(Figure dataset records)
<<<<
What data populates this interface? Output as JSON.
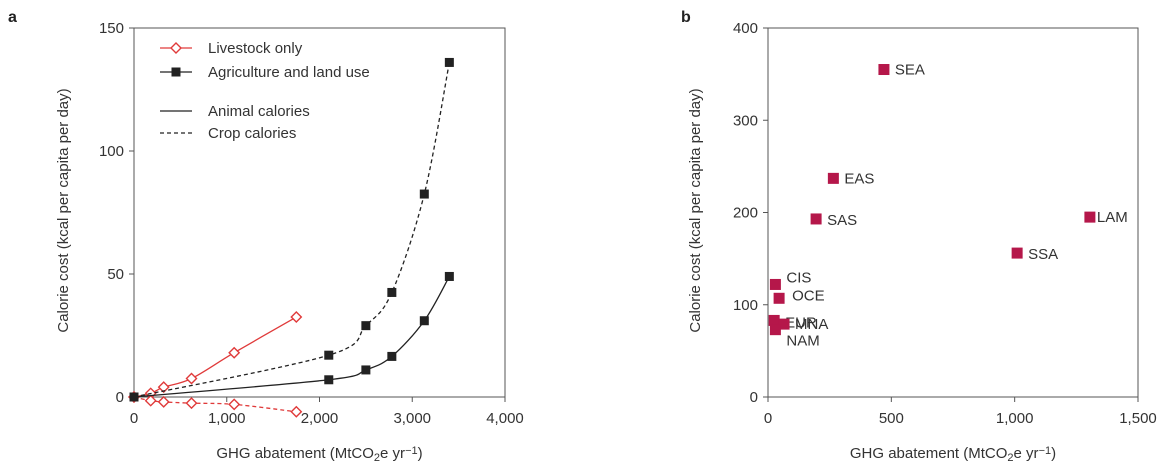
{
  "chart_data": [
    {
      "panel": "a",
      "type": "line",
      "xlabel_main": "GHG abatement (MtCO",
      "xlabel_sub": "2",
      "xlabel_mid": "e yr",
      "xlabel_sup": "−1",
      "xlabel_end": ")",
      "ylabel": "Calorie cost (kcal per capita per day)",
      "xlim": [
        0,
        4000
      ],
      "ylim": [
        0,
        150
      ],
      "xticks": [
        0,
        1000,
        2000,
        3000,
        4000
      ],
      "xtick_labels": [
        "0",
        "1,000",
        "2,000",
        "3,000",
        "4,000"
      ],
      "yticks": [
        0,
        50,
        100,
        150
      ],
      "ytick_labels": [
        "0",
        "50",
        "100",
        "150"
      ],
      "legend": {
        "position": "top-left",
        "entries": [
          {
            "label": "Livestock only",
            "marker": "diamond-open",
            "color": "#e03a3a"
          },
          {
            "label": "Agriculture and land use",
            "marker": "square-filled",
            "color": "#222222"
          },
          {
            "label": "Animal calories",
            "linestyle": "solid",
            "color": "#222222"
          },
          {
            "label": "Crop calories",
            "linestyle": "dashed",
            "color": "#222222"
          }
        ]
      },
      "series": [
        {
          "group": "Livestock only",
          "calories": "Animal",
          "linestyle": "solid",
          "marker": "diamond-open",
          "color": "#e03a3a",
          "x": [
            0,
            180,
            320,
            620,
            1080,
            1750
          ],
          "y": [
            0,
            1.5,
            4,
            7.5,
            18,
            32.5
          ]
        },
        {
          "group": "Livestock only",
          "calories": "Crop",
          "linestyle": "dashed",
          "marker": "diamond-open",
          "color": "#e03a3a",
          "x": [
            0,
            180,
            320,
            620,
            1080,
            1750
          ],
          "y": [
            0,
            -1.5,
            -2,
            -2.5,
            -3,
            -6
          ]
        },
        {
          "group": "Agriculture and land use",
          "calories": "Animal",
          "linestyle": "solid",
          "marker": "square-filled",
          "color": "#222222",
          "x": [
            0,
            2100,
            2500,
            2780,
            3130,
            3400
          ],
          "y": [
            0,
            7,
            11,
            16.5,
            31,
            49
          ]
        },
        {
          "group": "Agriculture and land use",
          "calories": "Crop",
          "linestyle": "dashed",
          "marker": "square-filled",
          "color": "#222222",
          "x": [
            0,
            2100,
            2500,
            2780,
            3130,
            3400
          ],
          "y": [
            0,
            17,
            29,
            42.5,
            82.5,
            136
          ]
        }
      ]
    },
    {
      "panel": "b",
      "type": "scatter",
      "xlabel_main": "GHG abatement (MtCO",
      "xlabel_sub": "2",
      "xlabel_mid": "e yr",
      "xlabel_sup": "−1",
      "xlabel_end": ")",
      "ylabel": "Calorie cost (kcal per capita per day)",
      "xlim": [
        0,
        1500
      ],
      "ylim": [
        0,
        400
      ],
      "xticks": [
        0,
        500,
        1000,
        1500
      ],
      "xtick_labels": [
        "0",
        "500",
        "1,000",
        "1,500"
      ],
      "yticks": [
        0,
        100,
        200,
        300,
        400
      ],
      "ytick_labels": [
        "0",
        "100",
        "200",
        "300",
        "400"
      ],
      "marker_color": "#b5174a",
      "points": [
        {
          "label": "SEA",
          "x": 470,
          "y": 355
        },
        {
          "label": "EAS",
          "x": 265,
          "y": 237
        },
        {
          "label": "SAS",
          "x": 195,
          "y": 193
        },
        {
          "label": "LAM",
          "x": 1305,
          "y": 195
        },
        {
          "label": "SSA",
          "x": 1010,
          "y": 156
        },
        {
          "label": "CIS",
          "x": 30,
          "y": 122
        },
        {
          "label": "OCE",
          "x": 45,
          "y": 107
        },
        {
          "label": "EUR",
          "x": 25,
          "y": 83
        },
        {
          "label": "MNA",
          "x": 65,
          "y": 79
        },
        {
          "label": "NAM",
          "x": 30,
          "y": 73
        }
      ]
    }
  ]
}
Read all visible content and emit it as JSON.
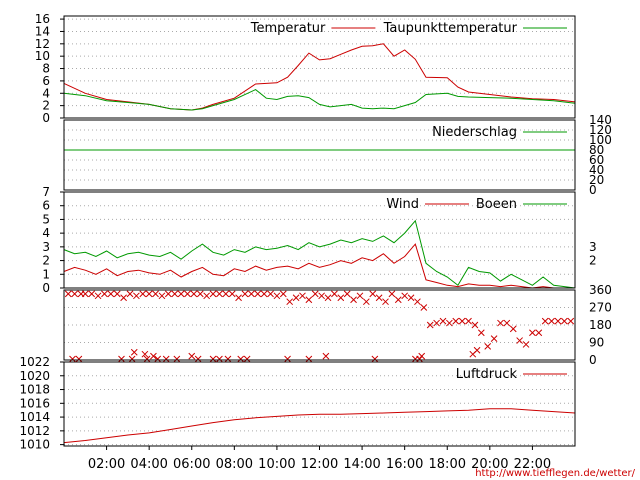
{
  "source_url": "http://www.tiefflegen.de/wetter/",
  "colors": {
    "series_a": "#cc0000",
    "series_b": "#009900",
    "grid": "#aaaaaa",
    "axis": "#000000",
    "background": "#ffffff",
    "url_text": "#cc0000"
  },
  "chart_data": [
    {
      "type": "line",
      "panel": "temperature",
      "legend": [
        "Temperatur",
        "Taupunkttemperatur"
      ],
      "yticks": [
        0,
        2,
        4,
        6,
        8,
        10,
        12,
        14,
        16
      ],
      "ylim": [
        0,
        16.5
      ],
      "grid": true,
      "legend_placement": "top-right",
      "series": [
        {
          "name": "Temperatur",
          "x": [
            0,
            1,
            2,
            3,
            4,
            5,
            6,
            6.5,
            7,
            8,
            9,
            9.5,
            10,
            10.5,
            11,
            11.5,
            12,
            12.5,
            13,
            13.5,
            14,
            14.5,
            15,
            15.5,
            16,
            16.5,
            17,
            18,
            18.5,
            19,
            20,
            21,
            22,
            23,
            24
          ],
          "y": [
            5.6,
            4.0,
            3.0,
            2.6,
            2.2,
            1.5,
            1.3,
            1.6,
            2.2,
            3.2,
            5.5,
            5.6,
            5.7,
            6.6,
            8.5,
            10.5,
            9.4,
            9.6,
            10.3,
            11.0,
            11.6,
            11.7,
            12.0,
            10.0,
            11.0,
            9.5,
            6.6,
            6.5,
            5.0,
            4.2,
            3.8,
            3.4,
            3.1,
            3.0,
            2.6
          ]
        },
        {
          "name": "Taupunkttemperatur",
          "x": [
            0,
            1,
            2,
            3,
            4,
            5,
            6,
            6.5,
            7,
            8,
            9,
            9.5,
            10,
            10.5,
            11,
            11.5,
            12,
            12.5,
            13,
            13.5,
            14,
            14.5,
            15,
            15.5,
            16,
            16.5,
            17,
            18,
            18.5,
            19,
            20,
            21,
            22,
            23,
            24
          ],
          "y": [
            4.0,
            3.6,
            2.8,
            2.5,
            2.2,
            1.5,
            1.3,
            1.5,
            2.0,
            3.0,
            4.6,
            3.2,
            3.0,
            3.5,
            3.6,
            3.3,
            2.2,
            1.8,
            2.0,
            2.2,
            1.6,
            1.5,
            1.6,
            1.5,
            2.0,
            2.5,
            3.8,
            4.0,
            3.5,
            3.4,
            3.3,
            3.2,
            3.0,
            2.8,
            2.4
          ]
        }
      ]
    },
    {
      "type": "line",
      "panel": "precipitation",
      "legend": [
        "Niederschlag"
      ],
      "yticks_right": [
        0,
        20,
        40,
        60,
        80,
        100,
        120,
        140
      ],
      "ylim": [
        0,
        140
      ],
      "grid": true,
      "legend_placement": "top-right",
      "series": [
        {
          "name": "Niederschlag",
          "x": [
            0,
            24
          ],
          "y": [
            80,
            80
          ]
        }
      ]
    },
    {
      "type": "line",
      "panel": "wind",
      "legend": [
        "Wind",
        "Boeen"
      ],
      "yticks": [
        0,
        1,
        2,
        3,
        4,
        5,
        6,
        7
      ],
      "ylim": [
        0,
        7
      ],
      "yticks_right": [
        2,
        3
      ],
      "grid": true,
      "legend_placement": "top-right",
      "series": [
        {
          "name": "Wind",
          "x": [
            0,
            0.5,
            1,
            1.5,
            2,
            2.5,
            3,
            3.5,
            4,
            4.5,
            5,
            5.5,
            6,
            6.5,
            7,
            7.5,
            8,
            8.5,
            9,
            9.5,
            10,
            10.5,
            11,
            11.5,
            12,
            12.5,
            13,
            13.5,
            14,
            14.5,
            15,
            15.5,
            16,
            16.5,
            17,
            17.5,
            18,
            18.5,
            19,
            19.5,
            20,
            20.5,
            21,
            21.5,
            22,
            22.5,
            23,
            23.5,
            24
          ],
          "y": [
            1.2,
            1.5,
            1.3,
            1.0,
            1.4,
            0.9,
            1.2,
            1.3,
            1.1,
            1.0,
            1.3,
            0.8,
            1.2,
            1.5,
            1.0,
            0.9,
            1.4,
            1.2,
            1.6,
            1.3,
            1.5,
            1.6,
            1.4,
            1.8,
            1.5,
            1.7,
            2.0,
            1.8,
            2.2,
            2.0,
            2.5,
            1.8,
            2.3,
            3.2,
            0.6,
            0.4,
            0.2,
            0.1,
            0.3,
            0.2,
            0.2,
            0.1,
            0.2,
            0.1,
            0.0,
            0.1,
            0.0,
            0.0,
            0.0
          ]
        },
        {
          "name": "Boeen",
          "x": [
            0,
            0.5,
            1,
            1.5,
            2,
            2.5,
            3,
            3.5,
            4,
            4.5,
            5,
            5.5,
            6,
            6.5,
            7,
            7.5,
            8,
            8.5,
            9,
            9.5,
            10,
            10.5,
            11,
            11.5,
            12,
            12.5,
            13,
            13.5,
            14,
            14.5,
            15,
            15.5,
            16,
            16.5,
            17,
            17.5,
            18,
            18.5,
            19,
            19.5,
            20,
            20.5,
            21,
            21.5,
            22,
            22.5,
            23,
            23.5,
            24
          ],
          "y": [
            2.8,
            2.5,
            2.6,
            2.3,
            2.7,
            2.2,
            2.5,
            2.6,
            2.4,
            2.3,
            2.6,
            2.1,
            2.7,
            3.2,
            2.6,
            2.4,
            2.8,
            2.6,
            3.0,
            2.8,
            2.9,
            3.1,
            2.8,
            3.3,
            3.0,
            3.2,
            3.5,
            3.3,
            3.6,
            3.4,
            3.8,
            3.3,
            4.0,
            4.9,
            1.8,
            1.2,
            0.8,
            0.2,
            1.5,
            1.2,
            1.1,
            0.5,
            1.0,
            0.6,
            0.2,
            0.8,
            0.2,
            0.1,
            0.0
          ]
        }
      ]
    },
    {
      "type": "scatter",
      "panel": "wind_direction",
      "yticks_right": [
        0,
        90,
        180,
        270,
        360
      ],
      "ylim": [
        0,
        360
      ],
      "grid": true,
      "series": [
        {
          "name": "",
          "x": [
            0.2,
            0.5,
            0.8,
            1.0,
            1.3,
            1.6,
            1.9,
            2.2,
            2.5,
            2.8,
            3.1,
            3.4,
            3.7,
            4.0,
            4.3,
            4.6,
            4.9,
            5.2,
            5.5,
            5.8,
            6.1,
            6.4,
            6.7,
            7.0,
            7.3,
            7.6,
            7.9,
            8.2,
            8.5,
            8.8,
            9.1,
            9.4,
            9.7,
            10.0,
            10.3,
            10.6,
            10.9,
            11.2,
            11.5,
            11.8,
            12.1,
            12.4,
            12.7,
            13.0,
            13.3,
            13.6,
            13.9,
            14.2,
            14.5,
            14.8,
            15.1,
            15.4,
            15.7,
            16.0,
            16.3,
            16.6,
            16.9,
            17.2,
            17.5,
            17.8,
            18.1,
            18.4,
            18.7,
            19.0,
            19.3,
            19.6,
            19.9,
            20.2,
            20.5,
            20.8,
            21.1,
            21.4,
            21.7,
            22.0,
            22.3,
            22.6,
            22.9,
            23.2,
            23.5,
            23.8,
            0.4,
            0.7,
            2.7,
            3.2,
            3.9,
            4.4,
            4.8,
            5.3,
            6.3,
            7.0,
            7.3,
            7.7,
            8.3,
            8.6,
            10.5,
            11.5,
            14.6,
            16.5,
            16.7,
            3.3,
            3.8,
            4.2,
            6.0,
            12.3,
            16.8,
            19.2,
            19.4
          ],
          "y": [
            340,
            340,
            340,
            340,
            340,
            330,
            340,
            340,
            340,
            320,
            340,
            330,
            340,
            340,
            340,
            330,
            340,
            340,
            340,
            340,
            340,
            340,
            330,
            340,
            340,
            340,
            340,
            320,
            340,
            340,
            340,
            340,
            340,
            330,
            340,
            300,
            320,
            330,
            310,
            340,
            330,
            320,
            340,
            320,
            340,
            310,
            330,
            300,
            340,
            320,
            300,
            340,
            310,
            330,
            320,
            300,
            270,
            180,
            190,
            200,
            190,
            200,
            200,
            200,
            180,
            140,
            70,
            110,
            190,
            190,
            160,
            100,
            80,
            140,
            140,
            200,
            200,
            200,
            200,
            200,
            5,
            5,
            5,
            5,
            5,
            5,
            5,
            5,
            5,
            5,
            5,
            5,
            5,
            5,
            5,
            5,
            5,
            5,
            5,
            40,
            30,
            20,
            20,
            20,
            20,
            30,
            50
          ]
        }
      ]
    },
    {
      "type": "line",
      "panel": "pressure",
      "legend": [
        "Luftdruck"
      ],
      "yticks": [
        1010,
        1012,
        1014,
        1016,
        1018,
        1020,
        1022
      ],
      "ylim": [
        1009.8,
        1022
      ],
      "grid": true,
      "legend_placement": "top-right",
      "xticks": [
        "02:00",
        "04:00",
        "06:00",
        "08:00",
        "10:00",
        "12:00",
        "14:00",
        "16:00",
        "18:00",
        "20:00",
        "22:00"
      ],
      "series": [
        {
          "name": "Luftdruck",
          "x": [
            0,
            1,
            2,
            3,
            4,
            5,
            6,
            7,
            8,
            9,
            10,
            11,
            12,
            13,
            14,
            15,
            16,
            17,
            18,
            19,
            20,
            21,
            22,
            23,
            24
          ],
          "y": [
            1010.3,
            1010.6,
            1011.0,
            1011.4,
            1011.7,
            1012.2,
            1012.7,
            1013.2,
            1013.6,
            1013.9,
            1014.1,
            1014.3,
            1014.4,
            1014.4,
            1014.5,
            1014.6,
            1014.7,
            1014.8,
            1014.9,
            1015.0,
            1015.2,
            1015.2,
            1015.0,
            1014.8,
            1014.6
          ]
        }
      ]
    }
  ]
}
>>>>
Exercise directions:
Which lines in the records above contain the string "name"? Copy each one.

Complete output:
          "name": "Temperatur",
          "name": "Taupunkttemperatur",
          "name": "Niederschlag",
          "name": "Wind",
          "name": "Boeen",
          "name": "",
          "name": "Luftdruck",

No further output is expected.